- EXTRAIT DU TEXTE:

--- --- ---

La communauté chinoise de France a célèbré dimanche le début de l'année du Tigre de métal

Pour les 600.000 à 700.000 chinois et Asiatiques d'ascendance chinoise installés en France, le 14 février marque le passage de l'année du Boeuf à celle du Tigre de métal, symbole de courage et de solidarité.Alors que 50% de la communauté chinoise de France réside en région parisienne, la capitale célébre dignement l'évènement.

Des masques spectaculaires à un défilé du nouvel an chinois.
Des masques spectaculaires à un défilé du nouvel an chinois. (AFP - Frédéric J.Brown)

Pour les 600.000 à 700.000 chinois et Asiatiques d'ascendance chinoise installés en France, le 14 février marque le passage de l'année du Boeuf à celle du Tigre de métal, symbole de courage et de solidarité.

Alors que 50% de la communauté chinoise de France réside en région parisienne, la capitale célébre dignement l'évènement.

Le traditionnel défilé du dragon a débuté dimanche vers 14h place de l'Hôtel de Ville (4e arrondissement) en présence du maire Bertrand Delanoë, de l'ambassadeur de Chine en France, Kong Quan, et du président de l'association des Chinois résidant en France, Chan Sing Mo.

Un autre défilé hauts en couleurs a eu lieu dimanche à Belleville (19e et 20e arrondissements) et d'autres sont prévus le 19 février dans le 17e arrondissement, et le 21 dans le 13e arrondissement.

Ces célébrations doivent durer une quinzaine de jours et s'achever par la "Fête des lanternes".

--- --- ---

- DONNÉES À ANALYSER:
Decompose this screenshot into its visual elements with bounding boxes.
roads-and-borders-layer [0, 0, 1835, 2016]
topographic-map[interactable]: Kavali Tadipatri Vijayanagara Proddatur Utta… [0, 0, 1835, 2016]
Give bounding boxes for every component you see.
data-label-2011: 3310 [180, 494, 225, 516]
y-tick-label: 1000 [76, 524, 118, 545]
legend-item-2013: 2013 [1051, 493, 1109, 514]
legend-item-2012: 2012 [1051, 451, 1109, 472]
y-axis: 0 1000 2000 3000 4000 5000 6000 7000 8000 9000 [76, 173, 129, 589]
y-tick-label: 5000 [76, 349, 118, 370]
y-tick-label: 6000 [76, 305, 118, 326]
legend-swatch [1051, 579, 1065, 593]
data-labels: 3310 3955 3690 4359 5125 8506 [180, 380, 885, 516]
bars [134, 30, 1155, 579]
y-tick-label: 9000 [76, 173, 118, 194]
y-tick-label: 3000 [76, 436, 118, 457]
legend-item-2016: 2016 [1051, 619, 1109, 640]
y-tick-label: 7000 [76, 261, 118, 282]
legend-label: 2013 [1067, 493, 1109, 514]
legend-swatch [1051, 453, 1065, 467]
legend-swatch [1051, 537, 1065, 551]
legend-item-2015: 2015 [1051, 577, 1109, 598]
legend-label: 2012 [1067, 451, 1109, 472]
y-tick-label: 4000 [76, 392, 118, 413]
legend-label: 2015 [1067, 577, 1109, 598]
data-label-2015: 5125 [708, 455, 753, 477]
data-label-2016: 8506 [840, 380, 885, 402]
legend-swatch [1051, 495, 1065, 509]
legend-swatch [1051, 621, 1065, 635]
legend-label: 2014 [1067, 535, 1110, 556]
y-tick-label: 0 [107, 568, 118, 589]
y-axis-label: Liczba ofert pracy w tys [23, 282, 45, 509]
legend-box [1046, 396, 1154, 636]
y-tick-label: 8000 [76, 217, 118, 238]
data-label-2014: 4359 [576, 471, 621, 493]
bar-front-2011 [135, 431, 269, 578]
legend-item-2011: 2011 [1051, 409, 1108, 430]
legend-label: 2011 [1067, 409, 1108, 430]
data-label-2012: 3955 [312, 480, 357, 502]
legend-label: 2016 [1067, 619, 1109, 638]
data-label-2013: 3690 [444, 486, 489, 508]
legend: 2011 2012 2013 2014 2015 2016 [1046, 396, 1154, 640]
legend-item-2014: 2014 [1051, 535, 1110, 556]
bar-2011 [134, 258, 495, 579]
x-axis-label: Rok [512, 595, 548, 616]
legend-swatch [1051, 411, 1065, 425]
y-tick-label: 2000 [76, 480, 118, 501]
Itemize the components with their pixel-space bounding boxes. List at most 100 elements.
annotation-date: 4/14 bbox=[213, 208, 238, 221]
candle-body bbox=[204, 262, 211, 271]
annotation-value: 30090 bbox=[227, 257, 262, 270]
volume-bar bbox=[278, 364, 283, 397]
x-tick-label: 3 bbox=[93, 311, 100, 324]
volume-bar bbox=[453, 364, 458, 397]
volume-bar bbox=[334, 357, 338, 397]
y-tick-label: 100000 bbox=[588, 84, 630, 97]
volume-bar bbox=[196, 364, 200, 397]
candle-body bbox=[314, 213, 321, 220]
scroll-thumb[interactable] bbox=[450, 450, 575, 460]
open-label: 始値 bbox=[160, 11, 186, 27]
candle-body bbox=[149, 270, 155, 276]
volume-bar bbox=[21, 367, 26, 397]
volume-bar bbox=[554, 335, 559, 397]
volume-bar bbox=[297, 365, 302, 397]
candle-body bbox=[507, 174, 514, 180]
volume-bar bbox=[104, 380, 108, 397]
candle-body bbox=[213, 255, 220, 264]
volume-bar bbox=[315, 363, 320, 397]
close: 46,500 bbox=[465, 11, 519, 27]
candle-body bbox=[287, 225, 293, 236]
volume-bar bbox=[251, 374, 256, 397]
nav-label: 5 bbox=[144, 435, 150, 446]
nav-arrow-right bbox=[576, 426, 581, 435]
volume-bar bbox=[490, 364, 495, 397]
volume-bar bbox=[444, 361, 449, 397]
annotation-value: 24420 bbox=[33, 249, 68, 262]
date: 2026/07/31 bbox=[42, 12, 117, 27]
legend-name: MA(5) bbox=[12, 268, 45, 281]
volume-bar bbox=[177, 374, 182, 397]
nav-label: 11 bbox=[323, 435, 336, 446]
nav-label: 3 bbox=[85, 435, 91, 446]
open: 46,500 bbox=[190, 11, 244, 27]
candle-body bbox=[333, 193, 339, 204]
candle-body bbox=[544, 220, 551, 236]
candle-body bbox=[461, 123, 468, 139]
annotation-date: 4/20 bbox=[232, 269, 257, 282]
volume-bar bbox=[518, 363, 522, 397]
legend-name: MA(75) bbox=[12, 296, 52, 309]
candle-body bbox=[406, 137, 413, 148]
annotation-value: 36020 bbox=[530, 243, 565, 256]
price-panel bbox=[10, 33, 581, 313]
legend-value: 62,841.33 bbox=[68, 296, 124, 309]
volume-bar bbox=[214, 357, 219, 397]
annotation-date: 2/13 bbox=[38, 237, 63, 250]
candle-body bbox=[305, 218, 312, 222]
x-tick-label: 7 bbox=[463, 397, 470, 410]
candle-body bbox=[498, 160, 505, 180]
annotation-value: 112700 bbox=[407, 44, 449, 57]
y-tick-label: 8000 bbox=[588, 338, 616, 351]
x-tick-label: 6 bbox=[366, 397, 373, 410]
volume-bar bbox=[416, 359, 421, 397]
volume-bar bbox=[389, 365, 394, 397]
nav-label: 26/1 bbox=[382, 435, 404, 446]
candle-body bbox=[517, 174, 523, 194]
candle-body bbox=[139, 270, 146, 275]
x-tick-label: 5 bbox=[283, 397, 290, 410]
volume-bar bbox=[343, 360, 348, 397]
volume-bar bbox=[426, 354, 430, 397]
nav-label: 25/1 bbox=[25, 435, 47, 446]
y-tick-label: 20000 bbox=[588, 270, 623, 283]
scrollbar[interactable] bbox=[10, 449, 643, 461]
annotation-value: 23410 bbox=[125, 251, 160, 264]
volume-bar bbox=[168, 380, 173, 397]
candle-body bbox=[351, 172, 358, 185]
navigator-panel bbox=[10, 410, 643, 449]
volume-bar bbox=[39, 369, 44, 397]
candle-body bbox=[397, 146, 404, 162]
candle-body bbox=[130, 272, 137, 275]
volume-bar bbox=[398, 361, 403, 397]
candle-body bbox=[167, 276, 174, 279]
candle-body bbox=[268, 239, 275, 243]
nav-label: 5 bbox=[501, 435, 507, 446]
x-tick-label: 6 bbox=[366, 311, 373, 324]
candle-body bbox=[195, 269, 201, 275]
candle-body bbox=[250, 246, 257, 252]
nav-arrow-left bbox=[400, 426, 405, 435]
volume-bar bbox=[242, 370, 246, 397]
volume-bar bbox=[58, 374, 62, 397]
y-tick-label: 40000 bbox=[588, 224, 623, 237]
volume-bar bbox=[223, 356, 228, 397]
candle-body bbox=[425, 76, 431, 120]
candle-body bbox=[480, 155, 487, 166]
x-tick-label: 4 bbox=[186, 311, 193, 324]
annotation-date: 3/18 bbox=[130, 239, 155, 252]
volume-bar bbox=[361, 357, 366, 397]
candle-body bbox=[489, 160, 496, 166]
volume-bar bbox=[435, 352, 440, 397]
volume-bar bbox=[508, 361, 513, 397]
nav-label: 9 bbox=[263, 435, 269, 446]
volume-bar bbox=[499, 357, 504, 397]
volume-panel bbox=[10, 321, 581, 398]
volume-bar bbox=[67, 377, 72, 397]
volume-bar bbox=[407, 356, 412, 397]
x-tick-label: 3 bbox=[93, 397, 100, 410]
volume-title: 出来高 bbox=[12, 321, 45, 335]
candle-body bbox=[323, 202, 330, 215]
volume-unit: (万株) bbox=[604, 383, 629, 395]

--- --- ---

- CONSIGNE:
Répondez aux questions suivantes sur l'article consacré au nouvel an chinois.
1. De quoi le Tigre de métal est-il le symbole ?
2. À quelle heure et en quel lieu le défilé du dragon a-t-il débuté dimanche ?
3. Par quelle fête les célébrations doivent-elles s'achever ?

- RÉPONSE:
1. Du courage et de la solidarité.
2. Vers 14h, place de l'Hôtel de Ville (4e arrondissement).
3. Par la « Fête des lanternes ».